DIRECTION: Write out all lines holding the word "pred".

(Dataset excerpt)
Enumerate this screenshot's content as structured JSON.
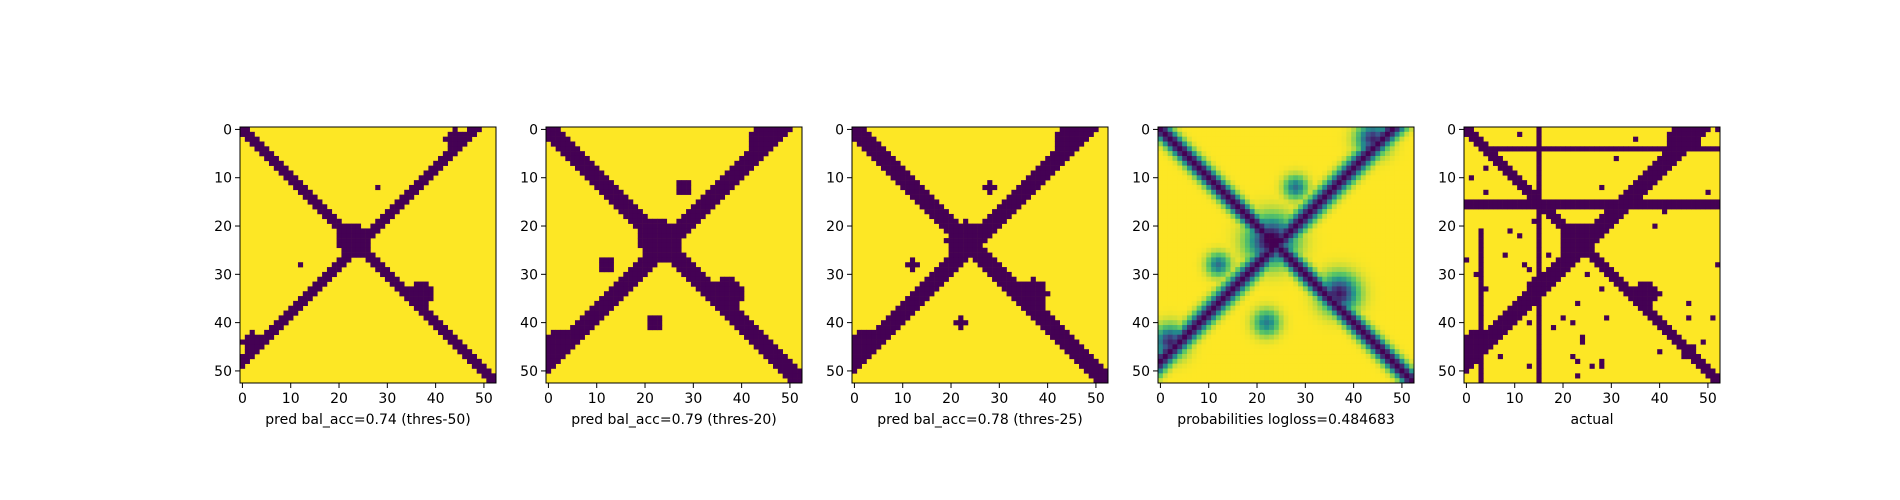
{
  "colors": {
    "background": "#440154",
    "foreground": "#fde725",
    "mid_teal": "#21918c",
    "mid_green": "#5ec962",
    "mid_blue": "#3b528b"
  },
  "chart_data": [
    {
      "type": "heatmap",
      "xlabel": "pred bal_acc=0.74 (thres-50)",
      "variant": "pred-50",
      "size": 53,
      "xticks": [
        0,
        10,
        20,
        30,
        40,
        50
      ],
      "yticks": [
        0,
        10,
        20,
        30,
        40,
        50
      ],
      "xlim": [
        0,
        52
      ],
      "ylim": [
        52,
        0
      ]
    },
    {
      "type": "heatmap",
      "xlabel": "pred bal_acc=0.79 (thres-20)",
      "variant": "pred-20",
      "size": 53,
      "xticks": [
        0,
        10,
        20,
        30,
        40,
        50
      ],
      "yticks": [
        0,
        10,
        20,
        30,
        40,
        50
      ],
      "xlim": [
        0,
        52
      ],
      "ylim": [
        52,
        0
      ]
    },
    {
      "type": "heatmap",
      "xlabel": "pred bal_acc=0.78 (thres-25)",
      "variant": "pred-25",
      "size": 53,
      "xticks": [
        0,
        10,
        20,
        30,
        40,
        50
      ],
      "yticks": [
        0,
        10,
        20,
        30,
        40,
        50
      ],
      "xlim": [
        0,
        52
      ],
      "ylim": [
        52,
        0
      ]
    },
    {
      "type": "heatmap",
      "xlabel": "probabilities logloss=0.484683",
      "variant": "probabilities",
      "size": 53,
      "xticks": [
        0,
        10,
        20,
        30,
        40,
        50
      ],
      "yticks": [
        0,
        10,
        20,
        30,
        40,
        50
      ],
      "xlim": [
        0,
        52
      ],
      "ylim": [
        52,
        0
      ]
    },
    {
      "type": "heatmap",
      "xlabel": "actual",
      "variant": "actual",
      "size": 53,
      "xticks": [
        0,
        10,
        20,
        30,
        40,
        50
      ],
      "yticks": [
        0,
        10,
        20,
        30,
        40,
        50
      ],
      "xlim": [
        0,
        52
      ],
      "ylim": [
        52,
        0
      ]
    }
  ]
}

...

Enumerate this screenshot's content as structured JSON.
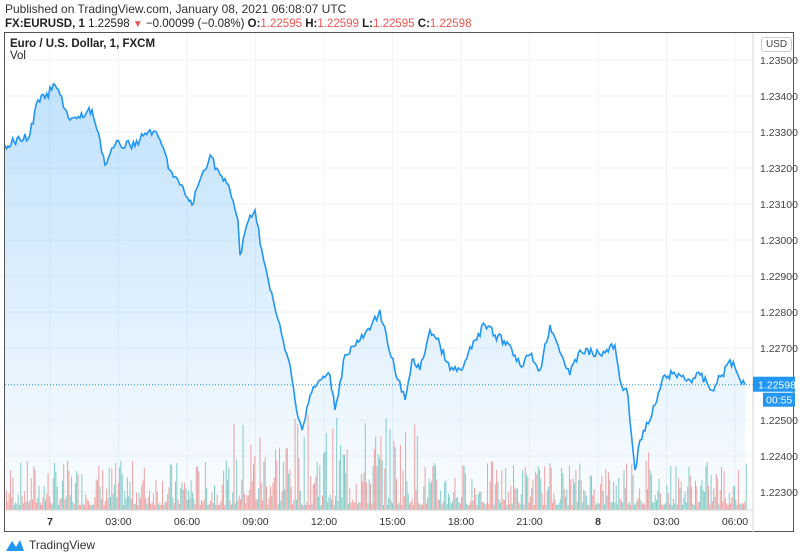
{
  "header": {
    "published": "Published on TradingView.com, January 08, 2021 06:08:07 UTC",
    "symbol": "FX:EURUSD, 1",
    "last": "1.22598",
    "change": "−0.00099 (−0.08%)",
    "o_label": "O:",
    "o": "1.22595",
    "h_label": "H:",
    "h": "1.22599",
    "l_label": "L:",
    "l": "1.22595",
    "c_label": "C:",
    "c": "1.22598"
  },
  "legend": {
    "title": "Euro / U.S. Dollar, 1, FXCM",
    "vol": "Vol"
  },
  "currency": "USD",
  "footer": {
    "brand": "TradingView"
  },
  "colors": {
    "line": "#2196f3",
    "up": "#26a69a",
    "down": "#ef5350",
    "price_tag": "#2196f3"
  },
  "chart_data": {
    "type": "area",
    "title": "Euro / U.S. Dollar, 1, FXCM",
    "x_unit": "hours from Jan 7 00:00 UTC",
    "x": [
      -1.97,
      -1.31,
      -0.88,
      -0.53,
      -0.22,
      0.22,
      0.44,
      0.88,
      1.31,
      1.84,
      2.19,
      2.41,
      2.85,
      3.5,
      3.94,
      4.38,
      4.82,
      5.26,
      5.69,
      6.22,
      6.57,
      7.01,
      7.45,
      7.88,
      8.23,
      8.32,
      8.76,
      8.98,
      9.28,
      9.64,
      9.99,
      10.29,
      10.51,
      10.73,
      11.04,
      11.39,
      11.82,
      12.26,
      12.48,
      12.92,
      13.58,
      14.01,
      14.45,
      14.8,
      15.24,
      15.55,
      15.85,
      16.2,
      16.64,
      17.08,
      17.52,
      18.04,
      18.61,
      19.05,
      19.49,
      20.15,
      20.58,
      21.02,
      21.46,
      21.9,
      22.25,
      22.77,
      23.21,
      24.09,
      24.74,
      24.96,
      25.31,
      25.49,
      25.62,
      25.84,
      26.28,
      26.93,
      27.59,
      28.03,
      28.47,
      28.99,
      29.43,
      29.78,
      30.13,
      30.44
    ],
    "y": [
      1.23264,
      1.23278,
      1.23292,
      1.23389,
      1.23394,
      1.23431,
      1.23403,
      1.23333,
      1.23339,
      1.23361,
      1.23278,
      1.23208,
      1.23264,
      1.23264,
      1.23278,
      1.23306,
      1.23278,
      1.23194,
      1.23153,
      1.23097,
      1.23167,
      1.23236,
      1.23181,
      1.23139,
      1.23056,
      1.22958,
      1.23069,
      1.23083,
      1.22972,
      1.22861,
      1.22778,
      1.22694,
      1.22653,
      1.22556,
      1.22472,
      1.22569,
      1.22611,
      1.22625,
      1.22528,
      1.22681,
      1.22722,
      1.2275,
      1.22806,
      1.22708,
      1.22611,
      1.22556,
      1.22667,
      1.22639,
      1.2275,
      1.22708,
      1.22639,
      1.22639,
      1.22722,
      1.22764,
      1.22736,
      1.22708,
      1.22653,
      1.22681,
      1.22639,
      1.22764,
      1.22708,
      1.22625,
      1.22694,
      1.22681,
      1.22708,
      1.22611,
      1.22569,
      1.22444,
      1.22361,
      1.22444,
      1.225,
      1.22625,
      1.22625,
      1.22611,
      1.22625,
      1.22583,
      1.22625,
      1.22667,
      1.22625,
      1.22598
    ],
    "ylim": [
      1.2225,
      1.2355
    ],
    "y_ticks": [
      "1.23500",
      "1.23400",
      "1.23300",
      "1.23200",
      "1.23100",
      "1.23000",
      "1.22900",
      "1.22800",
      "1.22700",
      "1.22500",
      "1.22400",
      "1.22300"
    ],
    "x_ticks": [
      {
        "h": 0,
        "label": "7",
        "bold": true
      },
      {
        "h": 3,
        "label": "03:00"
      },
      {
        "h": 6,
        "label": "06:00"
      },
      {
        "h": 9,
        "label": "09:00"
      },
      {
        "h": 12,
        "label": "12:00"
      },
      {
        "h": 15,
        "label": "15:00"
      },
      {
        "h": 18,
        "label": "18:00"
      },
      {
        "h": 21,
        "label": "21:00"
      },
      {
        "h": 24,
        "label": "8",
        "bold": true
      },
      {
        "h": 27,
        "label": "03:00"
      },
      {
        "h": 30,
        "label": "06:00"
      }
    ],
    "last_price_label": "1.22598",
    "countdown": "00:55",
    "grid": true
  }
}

SOLUTION TO THIS PROBLEM:
      "xlabel": "pred bal_acc=0.74 (thres-50)",
      "variant": "pred-50",
      "xlabel": "pred bal_acc=0.79 (thres-20)",
      "variant": "pred-20",
      "xlabel": "pred bal_acc=0.78 (thres-25)",
      "variant": "pred-25",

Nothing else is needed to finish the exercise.